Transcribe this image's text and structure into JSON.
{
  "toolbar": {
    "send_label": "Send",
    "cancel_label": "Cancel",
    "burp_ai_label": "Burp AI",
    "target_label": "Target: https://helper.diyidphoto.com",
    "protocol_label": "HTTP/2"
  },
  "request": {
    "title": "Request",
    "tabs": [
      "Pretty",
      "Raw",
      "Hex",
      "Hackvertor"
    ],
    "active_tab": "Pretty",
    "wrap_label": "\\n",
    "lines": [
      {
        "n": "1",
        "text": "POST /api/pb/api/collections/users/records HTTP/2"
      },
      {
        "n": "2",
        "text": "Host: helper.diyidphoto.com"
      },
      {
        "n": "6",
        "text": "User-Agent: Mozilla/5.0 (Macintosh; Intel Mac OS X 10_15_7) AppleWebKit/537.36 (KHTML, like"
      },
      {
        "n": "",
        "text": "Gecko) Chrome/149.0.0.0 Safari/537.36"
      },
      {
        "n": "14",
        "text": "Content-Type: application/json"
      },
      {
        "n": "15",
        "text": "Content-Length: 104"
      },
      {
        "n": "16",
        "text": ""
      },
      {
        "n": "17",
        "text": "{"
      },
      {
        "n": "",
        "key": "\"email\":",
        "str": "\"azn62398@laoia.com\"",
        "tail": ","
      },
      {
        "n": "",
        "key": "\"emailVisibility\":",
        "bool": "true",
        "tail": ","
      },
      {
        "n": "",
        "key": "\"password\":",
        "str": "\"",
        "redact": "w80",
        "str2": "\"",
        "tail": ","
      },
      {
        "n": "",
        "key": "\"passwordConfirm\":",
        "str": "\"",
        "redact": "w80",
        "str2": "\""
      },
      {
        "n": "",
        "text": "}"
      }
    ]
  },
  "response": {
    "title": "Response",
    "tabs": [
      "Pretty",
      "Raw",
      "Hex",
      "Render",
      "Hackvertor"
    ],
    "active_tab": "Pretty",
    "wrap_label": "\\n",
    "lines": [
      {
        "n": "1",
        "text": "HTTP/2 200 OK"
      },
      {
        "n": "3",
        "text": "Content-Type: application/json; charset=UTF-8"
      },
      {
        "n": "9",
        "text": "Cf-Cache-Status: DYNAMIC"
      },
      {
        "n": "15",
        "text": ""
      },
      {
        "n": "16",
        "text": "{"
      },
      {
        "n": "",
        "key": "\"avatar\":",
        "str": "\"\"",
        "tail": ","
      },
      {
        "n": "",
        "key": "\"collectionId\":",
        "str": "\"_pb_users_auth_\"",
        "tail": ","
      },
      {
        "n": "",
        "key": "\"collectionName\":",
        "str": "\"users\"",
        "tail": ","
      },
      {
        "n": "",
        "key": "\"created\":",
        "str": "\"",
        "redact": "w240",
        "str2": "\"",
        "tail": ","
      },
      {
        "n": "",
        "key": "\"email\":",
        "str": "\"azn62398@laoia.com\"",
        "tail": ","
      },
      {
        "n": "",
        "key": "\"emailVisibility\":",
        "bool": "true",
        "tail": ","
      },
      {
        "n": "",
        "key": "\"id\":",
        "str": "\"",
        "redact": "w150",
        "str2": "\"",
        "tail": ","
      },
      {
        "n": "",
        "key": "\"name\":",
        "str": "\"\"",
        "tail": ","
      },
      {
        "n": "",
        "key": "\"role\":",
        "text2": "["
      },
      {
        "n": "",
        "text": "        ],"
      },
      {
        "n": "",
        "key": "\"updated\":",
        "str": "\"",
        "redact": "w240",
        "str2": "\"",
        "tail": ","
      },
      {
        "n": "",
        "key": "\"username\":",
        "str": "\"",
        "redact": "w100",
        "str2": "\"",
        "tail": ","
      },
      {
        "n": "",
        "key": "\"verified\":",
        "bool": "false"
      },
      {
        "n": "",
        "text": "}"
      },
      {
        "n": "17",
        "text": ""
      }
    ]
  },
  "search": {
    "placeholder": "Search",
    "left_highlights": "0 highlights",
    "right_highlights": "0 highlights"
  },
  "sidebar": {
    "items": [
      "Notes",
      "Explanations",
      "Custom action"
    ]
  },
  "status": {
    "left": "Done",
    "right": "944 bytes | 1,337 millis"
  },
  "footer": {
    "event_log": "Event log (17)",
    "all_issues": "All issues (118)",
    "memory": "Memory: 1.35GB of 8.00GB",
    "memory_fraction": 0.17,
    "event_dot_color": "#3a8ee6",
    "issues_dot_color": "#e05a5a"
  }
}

......

TASK DIRECTIONS: Out of the material above, gather each line where "Content" appears.

ANSWER TO THIS PROBLEM:
        "text": "Content-Type: application/json"
        "text": "Content-Length: 104"
        "text": "Content-Type: application/json; charset=UTF-8"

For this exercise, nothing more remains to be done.